Objective » Wherever the string "Report" appears in the listing, copy that line.

** BEGIN Source material **

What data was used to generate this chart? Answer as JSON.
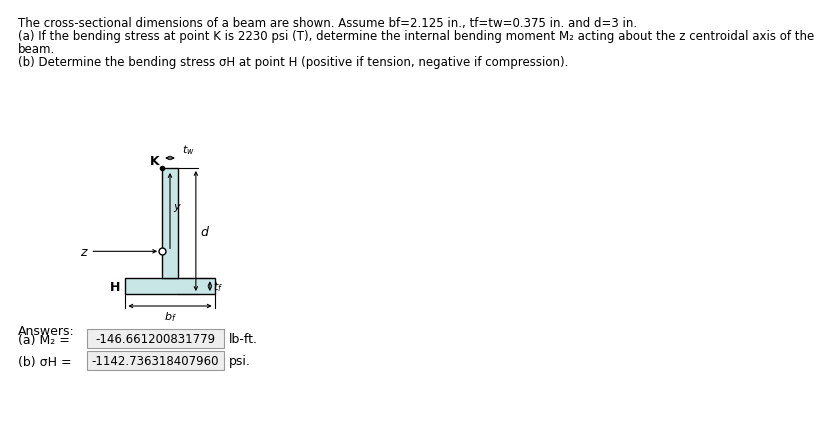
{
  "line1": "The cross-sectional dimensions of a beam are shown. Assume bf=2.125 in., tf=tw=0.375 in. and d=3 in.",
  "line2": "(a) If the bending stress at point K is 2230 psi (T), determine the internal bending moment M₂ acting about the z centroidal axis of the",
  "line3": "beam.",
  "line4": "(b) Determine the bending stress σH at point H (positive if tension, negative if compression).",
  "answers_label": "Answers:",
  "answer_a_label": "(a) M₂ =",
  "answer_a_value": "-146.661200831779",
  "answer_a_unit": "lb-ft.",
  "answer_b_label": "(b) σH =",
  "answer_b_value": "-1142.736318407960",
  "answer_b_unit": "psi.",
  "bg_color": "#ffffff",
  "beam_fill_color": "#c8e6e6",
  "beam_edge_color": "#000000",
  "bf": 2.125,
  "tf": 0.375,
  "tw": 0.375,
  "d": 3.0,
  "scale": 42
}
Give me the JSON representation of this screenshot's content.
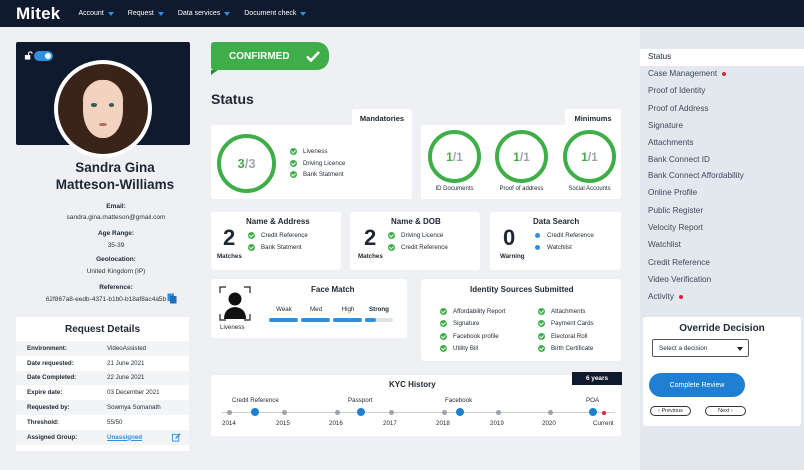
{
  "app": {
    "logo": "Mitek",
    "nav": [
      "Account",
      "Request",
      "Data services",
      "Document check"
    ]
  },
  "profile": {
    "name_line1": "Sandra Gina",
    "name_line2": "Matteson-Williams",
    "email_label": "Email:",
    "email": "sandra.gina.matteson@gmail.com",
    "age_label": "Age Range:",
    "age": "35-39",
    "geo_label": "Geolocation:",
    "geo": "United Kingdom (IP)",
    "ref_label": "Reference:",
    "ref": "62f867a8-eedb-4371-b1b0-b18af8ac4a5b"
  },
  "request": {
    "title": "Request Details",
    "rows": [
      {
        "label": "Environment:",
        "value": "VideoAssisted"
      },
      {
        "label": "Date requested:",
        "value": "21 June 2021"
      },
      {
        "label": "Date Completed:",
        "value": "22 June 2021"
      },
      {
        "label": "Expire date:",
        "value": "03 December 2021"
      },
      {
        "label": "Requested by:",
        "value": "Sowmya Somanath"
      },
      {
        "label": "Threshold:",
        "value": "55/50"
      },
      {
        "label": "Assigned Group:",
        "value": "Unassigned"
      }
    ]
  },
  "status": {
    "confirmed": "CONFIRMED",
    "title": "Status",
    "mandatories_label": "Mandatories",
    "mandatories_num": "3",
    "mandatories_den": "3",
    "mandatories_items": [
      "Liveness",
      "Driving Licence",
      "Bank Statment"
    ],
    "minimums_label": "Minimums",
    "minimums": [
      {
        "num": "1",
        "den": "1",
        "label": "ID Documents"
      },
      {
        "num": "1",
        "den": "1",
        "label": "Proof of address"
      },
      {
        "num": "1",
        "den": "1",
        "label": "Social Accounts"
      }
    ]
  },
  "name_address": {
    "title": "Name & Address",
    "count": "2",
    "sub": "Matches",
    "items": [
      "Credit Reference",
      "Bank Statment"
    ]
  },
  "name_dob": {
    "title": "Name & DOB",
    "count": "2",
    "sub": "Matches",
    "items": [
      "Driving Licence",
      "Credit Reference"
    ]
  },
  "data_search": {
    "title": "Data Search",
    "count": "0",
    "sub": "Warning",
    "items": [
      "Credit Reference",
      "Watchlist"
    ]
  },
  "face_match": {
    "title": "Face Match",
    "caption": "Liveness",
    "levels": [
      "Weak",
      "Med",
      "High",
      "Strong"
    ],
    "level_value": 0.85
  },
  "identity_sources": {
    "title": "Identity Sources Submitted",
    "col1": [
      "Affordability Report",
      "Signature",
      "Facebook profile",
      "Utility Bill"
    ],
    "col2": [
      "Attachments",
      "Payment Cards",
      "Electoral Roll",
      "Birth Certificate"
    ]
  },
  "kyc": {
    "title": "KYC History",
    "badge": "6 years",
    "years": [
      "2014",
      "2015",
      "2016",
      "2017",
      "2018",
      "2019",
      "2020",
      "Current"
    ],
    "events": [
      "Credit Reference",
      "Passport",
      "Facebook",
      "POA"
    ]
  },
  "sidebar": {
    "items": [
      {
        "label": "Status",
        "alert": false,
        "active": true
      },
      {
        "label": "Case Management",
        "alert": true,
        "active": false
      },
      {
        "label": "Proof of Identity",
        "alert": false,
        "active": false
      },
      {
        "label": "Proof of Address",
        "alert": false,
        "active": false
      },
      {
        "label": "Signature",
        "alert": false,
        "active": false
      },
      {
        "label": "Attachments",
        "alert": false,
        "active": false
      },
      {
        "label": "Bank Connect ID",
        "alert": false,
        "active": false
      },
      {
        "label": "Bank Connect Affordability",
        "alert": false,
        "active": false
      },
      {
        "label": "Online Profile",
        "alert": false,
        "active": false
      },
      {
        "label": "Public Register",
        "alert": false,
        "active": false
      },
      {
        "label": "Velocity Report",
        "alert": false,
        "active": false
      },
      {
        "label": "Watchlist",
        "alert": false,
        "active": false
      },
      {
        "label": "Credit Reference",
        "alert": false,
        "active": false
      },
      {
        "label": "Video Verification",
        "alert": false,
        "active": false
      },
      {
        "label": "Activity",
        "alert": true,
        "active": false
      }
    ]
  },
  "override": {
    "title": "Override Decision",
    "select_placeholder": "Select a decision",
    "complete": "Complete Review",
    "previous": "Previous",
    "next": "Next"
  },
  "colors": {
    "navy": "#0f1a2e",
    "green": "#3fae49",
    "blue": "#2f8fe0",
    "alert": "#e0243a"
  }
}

** END Source material **
** BEGIN Source material **

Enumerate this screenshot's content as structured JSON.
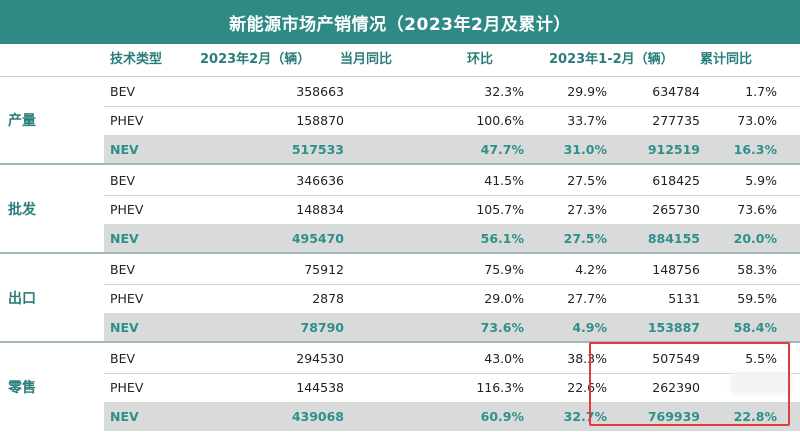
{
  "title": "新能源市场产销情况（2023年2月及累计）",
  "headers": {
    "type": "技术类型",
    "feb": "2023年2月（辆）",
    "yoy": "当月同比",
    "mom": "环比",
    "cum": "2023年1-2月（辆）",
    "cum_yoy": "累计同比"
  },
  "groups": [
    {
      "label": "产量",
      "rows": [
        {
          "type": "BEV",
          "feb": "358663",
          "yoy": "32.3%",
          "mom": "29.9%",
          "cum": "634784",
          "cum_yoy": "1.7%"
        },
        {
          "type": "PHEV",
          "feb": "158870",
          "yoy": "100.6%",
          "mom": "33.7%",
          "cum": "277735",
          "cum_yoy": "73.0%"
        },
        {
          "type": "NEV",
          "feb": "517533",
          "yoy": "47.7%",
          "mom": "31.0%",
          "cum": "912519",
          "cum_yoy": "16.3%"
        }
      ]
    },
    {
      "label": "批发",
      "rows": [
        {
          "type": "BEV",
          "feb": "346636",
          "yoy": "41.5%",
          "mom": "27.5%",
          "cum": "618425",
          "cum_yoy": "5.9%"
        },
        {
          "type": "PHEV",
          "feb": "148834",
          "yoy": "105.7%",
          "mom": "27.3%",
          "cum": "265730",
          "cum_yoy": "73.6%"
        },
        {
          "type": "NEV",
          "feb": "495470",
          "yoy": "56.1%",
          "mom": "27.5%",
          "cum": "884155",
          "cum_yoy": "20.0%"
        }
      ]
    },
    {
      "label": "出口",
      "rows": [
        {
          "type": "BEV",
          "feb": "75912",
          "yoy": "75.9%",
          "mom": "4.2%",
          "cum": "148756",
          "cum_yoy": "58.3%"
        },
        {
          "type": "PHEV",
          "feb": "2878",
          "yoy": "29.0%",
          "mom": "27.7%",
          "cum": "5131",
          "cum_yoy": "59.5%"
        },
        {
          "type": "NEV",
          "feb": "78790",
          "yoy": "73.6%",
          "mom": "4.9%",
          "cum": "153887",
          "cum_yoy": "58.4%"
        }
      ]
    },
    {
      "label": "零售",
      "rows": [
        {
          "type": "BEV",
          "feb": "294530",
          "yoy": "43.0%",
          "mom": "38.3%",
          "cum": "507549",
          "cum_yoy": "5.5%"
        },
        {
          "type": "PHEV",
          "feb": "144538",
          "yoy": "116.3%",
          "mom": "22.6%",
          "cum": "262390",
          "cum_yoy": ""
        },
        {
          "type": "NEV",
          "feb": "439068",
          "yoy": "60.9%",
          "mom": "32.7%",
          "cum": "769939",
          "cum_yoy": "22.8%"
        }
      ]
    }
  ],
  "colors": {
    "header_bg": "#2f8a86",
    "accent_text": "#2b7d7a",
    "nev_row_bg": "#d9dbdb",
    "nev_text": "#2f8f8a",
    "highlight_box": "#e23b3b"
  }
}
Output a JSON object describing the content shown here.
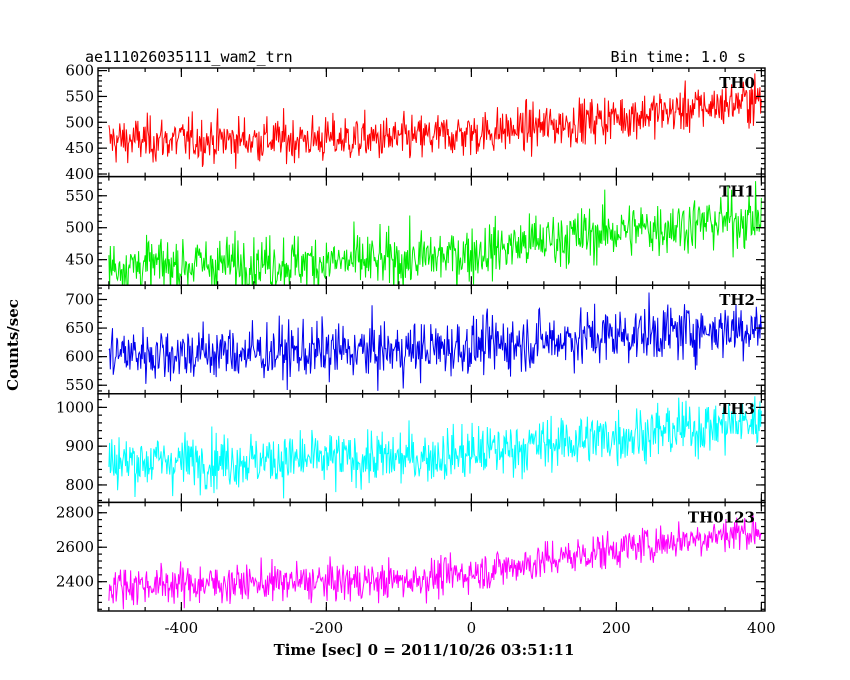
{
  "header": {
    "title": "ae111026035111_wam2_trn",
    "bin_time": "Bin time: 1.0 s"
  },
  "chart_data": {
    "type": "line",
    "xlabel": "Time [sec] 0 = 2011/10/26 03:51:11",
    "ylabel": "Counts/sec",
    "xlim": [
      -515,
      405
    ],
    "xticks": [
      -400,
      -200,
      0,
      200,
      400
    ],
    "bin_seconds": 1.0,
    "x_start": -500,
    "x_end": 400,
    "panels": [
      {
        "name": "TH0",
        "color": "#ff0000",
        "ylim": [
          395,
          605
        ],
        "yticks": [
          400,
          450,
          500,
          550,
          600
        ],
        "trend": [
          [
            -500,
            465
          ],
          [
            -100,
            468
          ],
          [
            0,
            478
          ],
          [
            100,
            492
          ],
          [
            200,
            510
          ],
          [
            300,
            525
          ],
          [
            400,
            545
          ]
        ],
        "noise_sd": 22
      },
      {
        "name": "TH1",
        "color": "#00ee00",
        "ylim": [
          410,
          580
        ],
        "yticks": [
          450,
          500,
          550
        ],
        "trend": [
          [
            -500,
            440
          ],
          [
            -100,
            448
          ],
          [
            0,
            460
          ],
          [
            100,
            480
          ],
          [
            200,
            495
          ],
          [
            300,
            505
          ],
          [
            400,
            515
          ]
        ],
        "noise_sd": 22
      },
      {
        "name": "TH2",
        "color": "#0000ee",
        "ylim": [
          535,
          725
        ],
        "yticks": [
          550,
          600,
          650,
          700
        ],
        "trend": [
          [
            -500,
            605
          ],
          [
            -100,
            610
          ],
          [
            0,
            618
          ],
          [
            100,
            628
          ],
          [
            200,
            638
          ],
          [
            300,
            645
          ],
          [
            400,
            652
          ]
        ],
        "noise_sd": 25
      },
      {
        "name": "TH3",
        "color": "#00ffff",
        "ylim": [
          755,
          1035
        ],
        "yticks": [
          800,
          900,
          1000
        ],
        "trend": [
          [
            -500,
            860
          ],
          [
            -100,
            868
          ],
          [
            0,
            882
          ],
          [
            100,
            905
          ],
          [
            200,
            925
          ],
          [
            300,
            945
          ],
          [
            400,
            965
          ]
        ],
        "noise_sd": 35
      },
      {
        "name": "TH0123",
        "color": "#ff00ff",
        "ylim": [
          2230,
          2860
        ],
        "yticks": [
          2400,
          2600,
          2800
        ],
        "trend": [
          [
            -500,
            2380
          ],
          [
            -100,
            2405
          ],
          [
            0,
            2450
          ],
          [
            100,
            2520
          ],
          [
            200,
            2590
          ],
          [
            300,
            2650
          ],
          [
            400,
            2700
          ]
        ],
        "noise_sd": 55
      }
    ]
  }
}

** END Source material **

Written solution »
      "Affordability Report",
        "label": "Velocity Report",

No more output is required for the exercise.